(Data listing)

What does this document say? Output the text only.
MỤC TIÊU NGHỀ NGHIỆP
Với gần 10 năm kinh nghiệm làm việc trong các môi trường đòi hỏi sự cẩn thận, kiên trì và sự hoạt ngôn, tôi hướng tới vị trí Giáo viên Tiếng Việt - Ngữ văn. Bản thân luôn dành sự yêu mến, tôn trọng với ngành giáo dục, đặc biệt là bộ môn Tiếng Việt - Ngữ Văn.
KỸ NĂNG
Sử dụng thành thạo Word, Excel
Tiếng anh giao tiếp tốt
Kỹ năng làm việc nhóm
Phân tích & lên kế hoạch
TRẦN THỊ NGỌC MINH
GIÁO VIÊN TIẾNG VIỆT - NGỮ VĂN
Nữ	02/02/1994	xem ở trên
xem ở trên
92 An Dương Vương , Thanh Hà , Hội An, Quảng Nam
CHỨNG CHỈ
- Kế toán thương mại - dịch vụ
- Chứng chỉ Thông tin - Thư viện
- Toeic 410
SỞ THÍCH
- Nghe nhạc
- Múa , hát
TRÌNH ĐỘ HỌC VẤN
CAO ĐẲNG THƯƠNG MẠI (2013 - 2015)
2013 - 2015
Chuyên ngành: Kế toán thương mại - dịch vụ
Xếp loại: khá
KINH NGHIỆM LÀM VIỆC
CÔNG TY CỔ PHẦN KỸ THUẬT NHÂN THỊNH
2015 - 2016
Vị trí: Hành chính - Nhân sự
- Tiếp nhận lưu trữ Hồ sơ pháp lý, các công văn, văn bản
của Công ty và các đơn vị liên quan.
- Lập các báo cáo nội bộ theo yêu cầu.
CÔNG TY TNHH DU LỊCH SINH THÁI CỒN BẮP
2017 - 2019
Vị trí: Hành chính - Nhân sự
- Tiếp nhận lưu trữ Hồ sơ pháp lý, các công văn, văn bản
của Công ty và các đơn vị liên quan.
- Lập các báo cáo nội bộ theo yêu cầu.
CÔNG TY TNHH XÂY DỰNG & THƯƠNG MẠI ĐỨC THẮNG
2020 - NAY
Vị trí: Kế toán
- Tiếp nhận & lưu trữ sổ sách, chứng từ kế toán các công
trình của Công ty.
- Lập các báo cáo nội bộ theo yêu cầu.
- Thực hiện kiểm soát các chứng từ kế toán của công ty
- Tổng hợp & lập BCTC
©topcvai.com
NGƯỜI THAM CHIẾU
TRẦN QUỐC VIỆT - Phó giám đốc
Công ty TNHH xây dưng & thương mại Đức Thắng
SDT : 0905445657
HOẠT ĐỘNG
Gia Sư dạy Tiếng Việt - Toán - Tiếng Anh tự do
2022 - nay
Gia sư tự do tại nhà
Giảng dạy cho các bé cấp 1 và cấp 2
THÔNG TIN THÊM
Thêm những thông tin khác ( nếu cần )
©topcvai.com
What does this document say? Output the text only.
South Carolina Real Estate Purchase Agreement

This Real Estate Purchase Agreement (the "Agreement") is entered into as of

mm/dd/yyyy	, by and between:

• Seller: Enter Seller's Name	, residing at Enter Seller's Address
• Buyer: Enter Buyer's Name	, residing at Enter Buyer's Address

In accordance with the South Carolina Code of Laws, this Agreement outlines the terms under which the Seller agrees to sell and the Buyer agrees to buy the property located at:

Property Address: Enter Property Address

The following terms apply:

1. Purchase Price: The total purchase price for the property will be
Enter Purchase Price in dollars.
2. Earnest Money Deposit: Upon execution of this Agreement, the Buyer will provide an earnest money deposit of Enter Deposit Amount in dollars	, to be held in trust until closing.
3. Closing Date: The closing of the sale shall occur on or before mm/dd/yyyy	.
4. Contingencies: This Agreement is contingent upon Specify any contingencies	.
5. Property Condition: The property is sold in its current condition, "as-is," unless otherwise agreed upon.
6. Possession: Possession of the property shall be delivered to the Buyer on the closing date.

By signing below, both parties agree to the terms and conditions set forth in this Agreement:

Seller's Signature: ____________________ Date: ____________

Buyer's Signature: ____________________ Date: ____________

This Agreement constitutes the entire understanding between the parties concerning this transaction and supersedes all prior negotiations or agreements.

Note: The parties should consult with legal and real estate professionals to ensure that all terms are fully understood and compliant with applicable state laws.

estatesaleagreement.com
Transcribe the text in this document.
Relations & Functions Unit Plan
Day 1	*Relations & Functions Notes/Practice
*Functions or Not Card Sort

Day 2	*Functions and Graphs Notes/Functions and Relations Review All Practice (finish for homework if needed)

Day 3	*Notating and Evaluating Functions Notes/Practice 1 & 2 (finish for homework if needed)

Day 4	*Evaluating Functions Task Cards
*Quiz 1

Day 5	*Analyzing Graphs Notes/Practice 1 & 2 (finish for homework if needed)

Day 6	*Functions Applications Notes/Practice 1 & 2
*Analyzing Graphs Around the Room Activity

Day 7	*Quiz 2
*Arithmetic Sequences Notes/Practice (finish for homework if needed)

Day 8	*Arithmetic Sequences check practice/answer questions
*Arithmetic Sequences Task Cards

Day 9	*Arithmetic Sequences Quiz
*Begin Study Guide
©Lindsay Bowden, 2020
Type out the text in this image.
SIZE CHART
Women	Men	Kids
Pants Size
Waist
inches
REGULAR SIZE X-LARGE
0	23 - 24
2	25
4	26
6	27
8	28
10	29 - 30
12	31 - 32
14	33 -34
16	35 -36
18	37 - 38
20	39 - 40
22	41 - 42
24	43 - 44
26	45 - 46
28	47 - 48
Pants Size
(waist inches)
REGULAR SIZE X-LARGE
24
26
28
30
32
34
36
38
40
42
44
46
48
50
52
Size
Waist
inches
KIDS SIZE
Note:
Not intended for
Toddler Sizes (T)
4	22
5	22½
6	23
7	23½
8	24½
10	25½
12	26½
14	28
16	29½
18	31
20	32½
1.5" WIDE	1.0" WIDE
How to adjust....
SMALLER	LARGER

### EXERCISE OBJECTIVE
Recopy the whole listing exactly.

### RESULT BELOW
What does this document say? Output the text only.
MỤC TIÊU NGHỀ NGHIỆP
Với gần 10 năm kinh nghiệm làm việc trong các môi trường đòi hỏi sự cẩn thận, kiên trì và sự hoạt ngôn, tôi hướng tới vị trí Giáo viên Tiếng Việt - Ngữ văn. Bản thân luôn dành sự yêu mến, tôn trọng với ngành giáo dục, đặc biệt là bộ môn Tiếng Việt - Ngữ Văn.
KỸ NĂNG
Sử dụng thành thạo Word, Excel
Tiếng anh giao tiếp tốt
Kỹ năng làm việc nhóm
Phân tích & lên kế hoạch
TRẦN THỊ NGỌC MINH
GIÁO VIÊN TIẾNG VIỆT - NGỮ VĂN
Nữ	02/02/1994	xem ở trên
xem ở trên
92 An Dương Vương , Thanh Hà , Hội An, Quảng Nam
CHỨNG CHỈ
- Kế toán thương mại - dịch vụ
- Chứng chỉ Thông tin - Thư viện
- Toeic 410
SỞ THÍCH
- Nghe nhạc
- Múa , hát
TRÌNH ĐỘ HỌC VẤN
CAO ĐẲNG THƯƠNG MẠI (2013 - 2015)
2013 - 2015
Chuyên ngành: Kế toán thương mại - dịch vụ
Xếp loại: khá
KINH NGHIỆM LÀM VIỆC
CÔNG TY CỔ PHẦN KỸ THUẬT NHÂN THỊNH
2015 - 2016
Vị trí: Hành chính - Nhân sự
- Tiếp nhận lưu trữ Hồ sơ pháp lý, các công văn, văn bản
của Công ty và các đơn vị liên quan.
- Lập các báo cáo nội bộ theo yêu cầu.
CÔNG TY TNHH DU LỊCH SINH THÁI CỒN BẮP
2017 - 2019
Vị trí: Hành chính - Nhân sự
- Tiếp nhận lưu trữ Hồ sơ pháp lý, các công văn, văn bản
của Công ty và các đơn vị liên quan.
- Lập các báo cáo nội bộ theo yêu cầu.
CÔNG TY TNHH XÂY DỰNG & THƯƠNG MẠI ĐỨC THẮNG
2020 - NAY
Vị trí: Kế toán
- Tiếp nhận & lưu trữ sổ sách, chứng từ kế toán các công
trình của Công ty.
- Lập các báo cáo nội bộ theo yêu cầu.
- Thực hiện kiểm soát các chứng từ kế toán của công ty
- Tổng hợp & lập BCTC
©topcvai.com
NGƯỜI THAM CHIẾU
TRẦN QUỐC VIỆT - Phó giám đốc
Công ty TNHH xây dưng & thương mại Đức Thắng
SDT : 0905445657
HOẠT ĐỘNG
Gia Sư dạy Tiếng Việt - Toán - Tiếng Anh tự do
2022 - nay
Gia sư tự do tại nhà
Giảng dạy cho các bé cấp 1 và cấp 2
THÔNG TIN THÊM
Thêm những thông tin khác ( nếu cần )
©topcvai.com
What does this document say? Output the text only.
South Carolina Real Estate Purchase Agreement

This Real Estate Purchase Agreement (the "Agreement") is entered into as of

mm/dd/yyyy	, by and between:

• Seller: Enter Seller's Name	, residing at Enter Seller's Address
• Buyer: Enter Buyer's Name	, residing at Enter Buyer's Address

In accordance with the South Carolina Code of Laws, this Agreement outlines the terms under which the Seller agrees to sell and the Buyer agrees to buy the property located at:

Property Address: Enter Property Address

The following terms apply:

1. Purchase Price: The total purchase price for the property will be
Enter Purchase Price in dollars.
2. Earnest Money Deposit: Upon execution of this Agreement, the Buyer will provide an earnest money deposit of Enter Deposit Amount in dollars	, to be held in trust until closing.
3. Closing Date: The closing of the sale shall occur on or before mm/dd/yyyy	.
4. Contingencies: This Agreement is contingent upon Specify any contingencies	.
5. Property Condition: The property is sold in its current condition, "as-is," unless otherwise agreed upon.
6. Possession: Possession of the property shall be delivered to the Buyer on the closing date.

By signing below, both parties agree to the terms and conditions set forth in this Agreement:

Seller's Signature: ____________________ Date: ____________

Buyer's Signature: ____________________ Date: ____________

This Agreement constitutes the entire understanding between the parties concerning this transaction and supersedes all prior negotiations or agreements.

Note: The parties should consult with legal and real estate professionals to ensure that all terms are fully understood and compliant with applicable state laws.

estatesaleagreement.com
Transcribe the text in this document.
Relations & Functions Unit Plan
Day 1	*Relations & Functions Notes/Practice
*Functions or Not Card Sort

Day 2	*Functions and Graphs Notes/Functions and Relations Review All Practice (finish for homework if needed)

Day 3	*Notating and Evaluating Functions Notes/Practice 1 & 2 (finish for homework if needed)

Day 4	*Evaluating Functions Task Cards
*Quiz 1

Day 5	*Analyzing Graphs Notes/Practice 1 & 2 (finish for homework if needed)

Day 6	*Functions Applications Notes/Practice 1 & 2
*Analyzing Graphs Around the Room Activity

Day 7	*Quiz 2
*Arithmetic Sequences Notes/Practice (finish for homework if needed)

Day 8	*Arithmetic Sequences check practice/answer questions
*Arithmetic Sequences Task Cards

Day 9	*Arithmetic Sequences Quiz
*Begin Study Guide
©Lindsay Bowden, 2020
Type out the text in this image.
SIZE CHART
Women	Men	Kids
Pants Size
Waist
inches
REGULAR SIZE X-LARGE
0	23 - 24
2	25
4	26
6	27
8	28
10	29 - 30
12	31 - 32
14	33 -34
16	35 -36
18	37 - 38
20	39 - 40
22	41 - 42
24	43 - 44
26	45 - 46
28	47 - 48
Pants Size
(waist inches)
REGULAR SIZE X-LARGE
24
26
28
30
32
34
36
38
40
42
44
46
48
50
52
Size
Waist
inches
KIDS SIZE
Note:
Not intended for
Toddler Sizes (T)
4	22
5	22½
6	23
7	23½
8	24½
10	25½
12	26½
14	28
16	29½
18	31
20	32½
1.5" WIDE	1.0" WIDE
How to adjust....
SMALLER	LARGER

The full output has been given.